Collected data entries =

-- begin --

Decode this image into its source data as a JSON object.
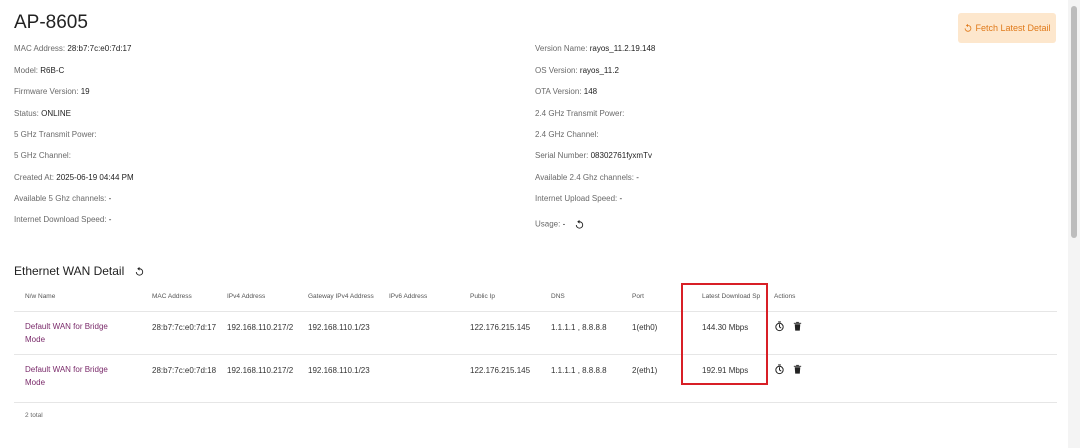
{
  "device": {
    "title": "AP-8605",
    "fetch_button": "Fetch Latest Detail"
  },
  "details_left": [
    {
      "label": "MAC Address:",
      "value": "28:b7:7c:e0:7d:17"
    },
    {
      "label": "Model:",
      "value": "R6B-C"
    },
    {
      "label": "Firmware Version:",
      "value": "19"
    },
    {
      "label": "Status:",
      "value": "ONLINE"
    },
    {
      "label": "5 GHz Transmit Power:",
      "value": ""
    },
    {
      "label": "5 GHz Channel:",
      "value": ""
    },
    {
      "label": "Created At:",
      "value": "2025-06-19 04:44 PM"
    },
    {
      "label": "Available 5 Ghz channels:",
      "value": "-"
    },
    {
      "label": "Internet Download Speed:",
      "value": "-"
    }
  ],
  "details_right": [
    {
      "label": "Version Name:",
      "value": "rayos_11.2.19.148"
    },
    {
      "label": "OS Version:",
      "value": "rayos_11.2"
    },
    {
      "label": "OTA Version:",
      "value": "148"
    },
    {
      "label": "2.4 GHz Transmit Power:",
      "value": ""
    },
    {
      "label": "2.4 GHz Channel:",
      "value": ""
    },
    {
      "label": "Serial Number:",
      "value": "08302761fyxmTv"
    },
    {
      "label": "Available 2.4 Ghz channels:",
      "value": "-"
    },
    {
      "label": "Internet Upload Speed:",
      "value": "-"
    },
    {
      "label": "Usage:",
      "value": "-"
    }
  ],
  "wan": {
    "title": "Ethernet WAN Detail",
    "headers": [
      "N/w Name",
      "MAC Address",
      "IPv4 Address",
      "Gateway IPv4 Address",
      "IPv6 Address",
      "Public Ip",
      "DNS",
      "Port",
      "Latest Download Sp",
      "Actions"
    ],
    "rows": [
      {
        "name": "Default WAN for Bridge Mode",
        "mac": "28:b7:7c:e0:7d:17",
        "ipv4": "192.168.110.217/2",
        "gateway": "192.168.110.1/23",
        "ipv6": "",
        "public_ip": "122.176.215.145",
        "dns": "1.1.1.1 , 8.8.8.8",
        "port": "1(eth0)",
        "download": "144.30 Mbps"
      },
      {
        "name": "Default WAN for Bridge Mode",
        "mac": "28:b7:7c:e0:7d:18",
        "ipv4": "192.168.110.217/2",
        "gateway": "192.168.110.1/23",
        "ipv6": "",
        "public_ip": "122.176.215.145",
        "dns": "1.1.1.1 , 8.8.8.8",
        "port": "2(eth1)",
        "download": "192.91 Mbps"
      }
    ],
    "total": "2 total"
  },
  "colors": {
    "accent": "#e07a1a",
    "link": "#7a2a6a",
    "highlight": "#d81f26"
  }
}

-- end --

The problem = Return all lines containing the word "channels".

Result for this exercise =
      "label": "Available 5 Ghz channels:",
      "label": "Available 2.4 Ghz channels:",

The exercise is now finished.